**What is required**
Give the count of lines holding the string "shown" and nothing else.

(Excerpts from a figure dataset)
==========
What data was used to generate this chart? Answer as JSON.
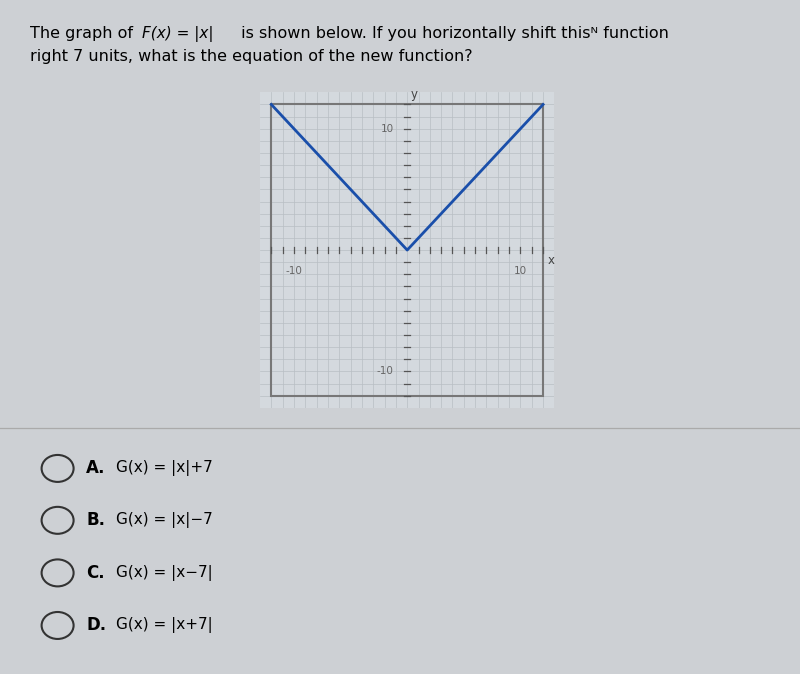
{
  "xlim": [
    -13,
    13
  ],
  "ylim": [
    -13,
    13
  ],
  "grid_color": "#b8bec4",
  "axis_color": "#555555",
  "plot_color": "#1a4faa",
  "plot_linewidth": 2.0,
  "graph_bg": "#d4d9de",
  "outer_bg": "#cdd0d4",
  "box_border_color": "#777777",
  "separator_color": "#aaaaaa",
  "title_part1": "The graph of ",
  "title_fx": "F(x) = |x|",
  "title_part2": " is shown below. If you horizontally shift thisⁿ function",
  "title_line2": "right 7 units, what is the equation of the new function?",
  "choice_labels": [
    "A.",
    "B.",
    "C.",
    "D."
  ],
  "choice_exprs": [
    "G(x) = |x|+7",
    "G(x) = |x|−7",
    "G(x) = |x−7|",
    "G(x) = |x+7|"
  ]
}
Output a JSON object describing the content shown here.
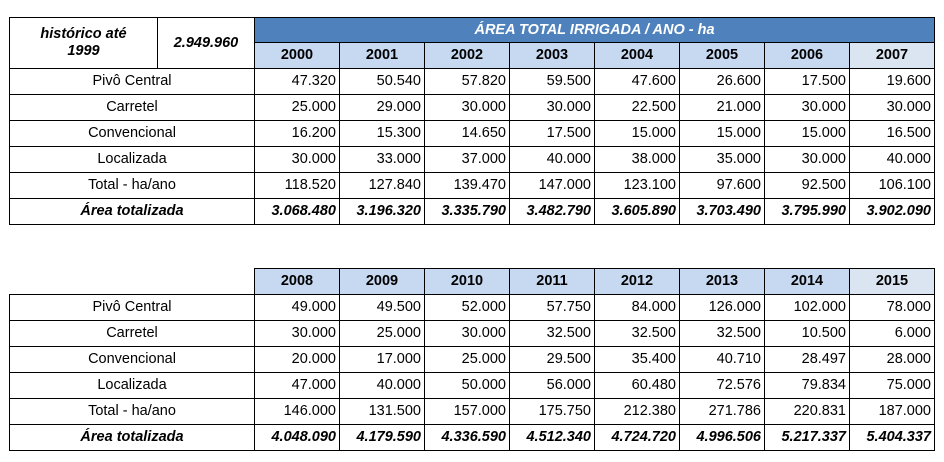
{
  "historico": {
    "label_line1": "histórico até",
    "label_line2": "1999",
    "value": "2.949.960"
  },
  "band_title": "ÁREA TOTAL IRRIGADA / ANO - ha",
  "row_labels": [
    "Pivô Central",
    "Carretel",
    "Convencional",
    "Localizada",
    "Total - ha/ano",
    "Área totalizada"
  ],
  "table1": {
    "years": [
      "2000",
      "2001",
      "2002",
      "2003",
      "2004",
      "2005",
      "2006",
      "2007"
    ],
    "rows": [
      [
        "47.320",
        "50.540",
        "57.820",
        "59.500",
        "47.600",
        "26.600",
        "17.500",
        "19.600"
      ],
      [
        "25.000",
        "29.000",
        "30.000",
        "30.000",
        "22.500",
        "21.000",
        "30.000",
        "30.000"
      ],
      [
        "16.200",
        "15.300",
        "14.650",
        "17.500",
        "15.000",
        "15.000",
        "15.000",
        "16.500"
      ],
      [
        "30.000",
        "33.000",
        "37.000",
        "40.000",
        "38.000",
        "35.000",
        "30.000",
        "40.000"
      ],
      [
        "118.520",
        "127.840",
        "139.470",
        "147.000",
        "123.100",
        "97.600",
        "92.500",
        "106.100"
      ],
      [
        "3.068.480",
        "3.196.320",
        "3.335.790",
        "3.482.790",
        "3.605.890",
        "3.703.490",
        "3.795.990",
        "3.902.090"
      ]
    ]
  },
  "table2": {
    "years": [
      "2008",
      "2009",
      "2010",
      "2011",
      "2012",
      "2013",
      "2014",
      "2015"
    ],
    "rows": [
      [
        "49.000",
        "49.500",
        "52.000",
        "57.750",
        "84.000",
        "126.000",
        "102.000",
        "78.000"
      ],
      [
        "30.000",
        "25.000",
        "30.000",
        "32.500",
        "32.500",
        "32.500",
        "10.500",
        "6.000"
      ],
      [
        "20.000",
        "17.000",
        "25.000",
        "29.500",
        "35.400",
        "40.710",
        "28.497",
        "28.000"
      ],
      [
        "47.000",
        "40.000",
        "50.000",
        "56.000",
        "60.480",
        "72.576",
        "79.834",
        "75.000"
      ],
      [
        "146.000",
        "131.500",
        "157.000",
        "175.750",
        "212.380",
        "271.786",
        "220.831",
        "187.000"
      ],
      [
        "4.048.090",
        "4.179.590",
        "4.336.590",
        "4.512.340",
        "4.724.720",
        "4.996.506",
        "5.217.337",
        "5.404.337"
      ]
    ]
  }
}
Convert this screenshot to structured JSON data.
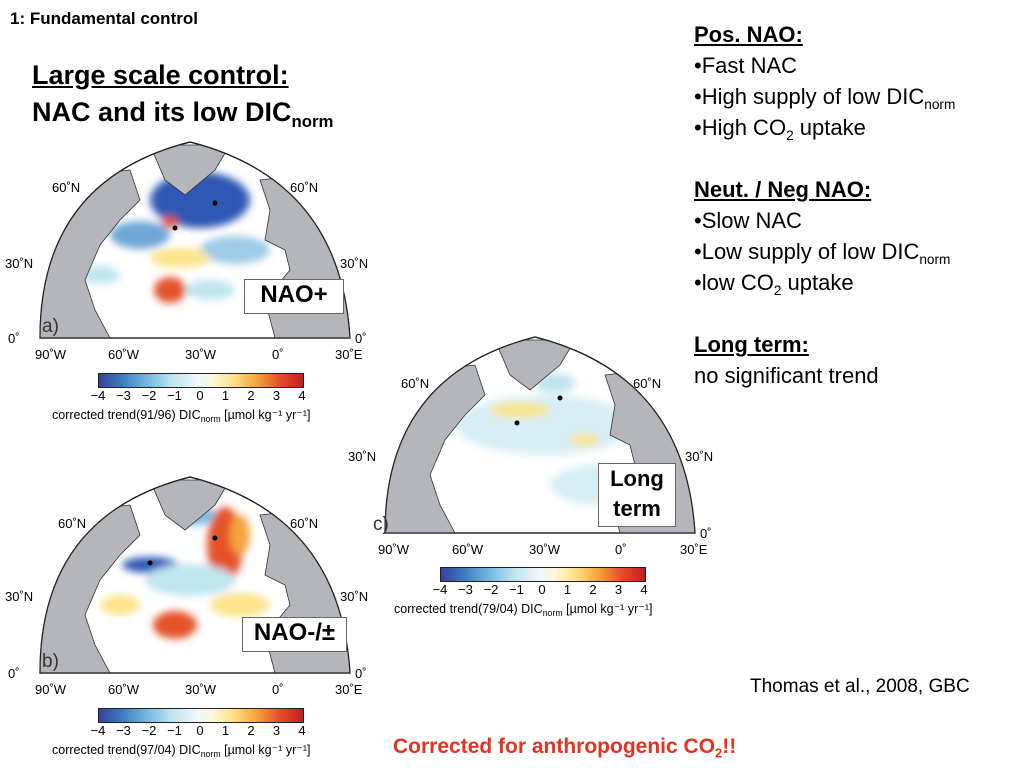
{
  "header": {
    "section_label": "1: Fundamental control",
    "title_line1": "Large scale control:",
    "title_line2_main": "NAC and its low DIC",
    "title_line2_sub": "norm"
  },
  "panels": {
    "a": {
      "letter": "a)",
      "tag": "NAO+",
      "lat_labels": [
        "60˚N",
        "30˚N",
        "0˚"
      ],
      "lat_labels_right": [
        "60˚N",
        "30˚N",
        "0˚"
      ],
      "lon_labels": [
        "90˚W",
        "60˚W",
        "30˚W",
        "0˚",
        "30˚E"
      ],
      "colorbar_ticks": [
        "−4",
        "−3",
        "−2",
        "−1",
        "0",
        "1",
        "2",
        "3",
        "4"
      ],
      "caption_prefix": "corrected trend(91/96) DIC",
      "caption_sub": "norm",
      "caption_suffix": " [µmol kg⁻¹ yr⁻¹]"
    },
    "b": {
      "letter": "b)",
      "tag": "NAO-/±",
      "lat_labels": [
        "60˚N",
        "30˚N",
        "0˚"
      ],
      "lat_labels_right": [
        "60˚N",
        "30˚N",
        "0˚"
      ],
      "lon_labels": [
        "90˚W",
        "60˚W",
        "30˚W",
        "0˚",
        "30˚E"
      ],
      "colorbar_ticks": [
        "−4",
        "−3",
        "−2",
        "−1",
        "0",
        "1",
        "2",
        "3",
        "4"
      ],
      "caption_prefix": "corrected trend(97/04) DIC",
      "caption_sub": "norm",
      "caption_suffix": " [µmol kg⁻¹ yr⁻¹]"
    },
    "c": {
      "letter": "c)",
      "tag_line1": "Long",
      "tag_line2": "term",
      "lat_labels": [
        "60˚N",
        "30˚N"
      ],
      "lat_labels_right": [
        "60˚N",
        "30˚N",
        "0˚"
      ],
      "lon_labels": [
        "90˚W",
        "60˚W",
        "30˚W",
        "0˚",
        "30˚E"
      ],
      "colorbar_ticks": [
        "−4",
        "−3",
        "−2",
        "−1",
        "0",
        "1",
        "2",
        "3",
        "4"
      ],
      "caption_prefix": "corrected trend(79/04) DIC",
      "caption_sub": "norm",
      "caption_suffix": " [µmol kg⁻¹ yr⁻¹]"
    }
  },
  "notes": {
    "pos_head": "Pos. NAO:",
    "pos_1": "•Fast NAC",
    "pos_2_main": "•High supply of low DIC",
    "pos_2_sub": "norm",
    "pos_3_pre": "•High CO",
    "pos_3_sub": "2",
    "pos_3_post": " uptake",
    "neg_head": "Neut. / Neg NAO:",
    "neg_1": "•Slow NAC",
    "neg_2_main": "•Low supply of low DIC",
    "neg_2_sub": "norm",
    "neg_3_pre": "•low CO",
    "neg_3_sub": "2",
    "neg_3_post": " uptake",
    "long_head": "Long term:",
    "long_1": "no significant trend"
  },
  "citation": "Thomas et al., 2008, GBC",
  "footer": {
    "pre": "Corrected for anthropogenic CO",
    "sub": "2",
    "post": "!!"
  },
  "colors": {
    "footer": "#e8321f",
    "land": "#b4b6bb",
    "ocean_neutral": "#ffffff",
    "negative": "#2f59b3",
    "positive": "#e3532a"
  }
}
==========
**Worked answer**
2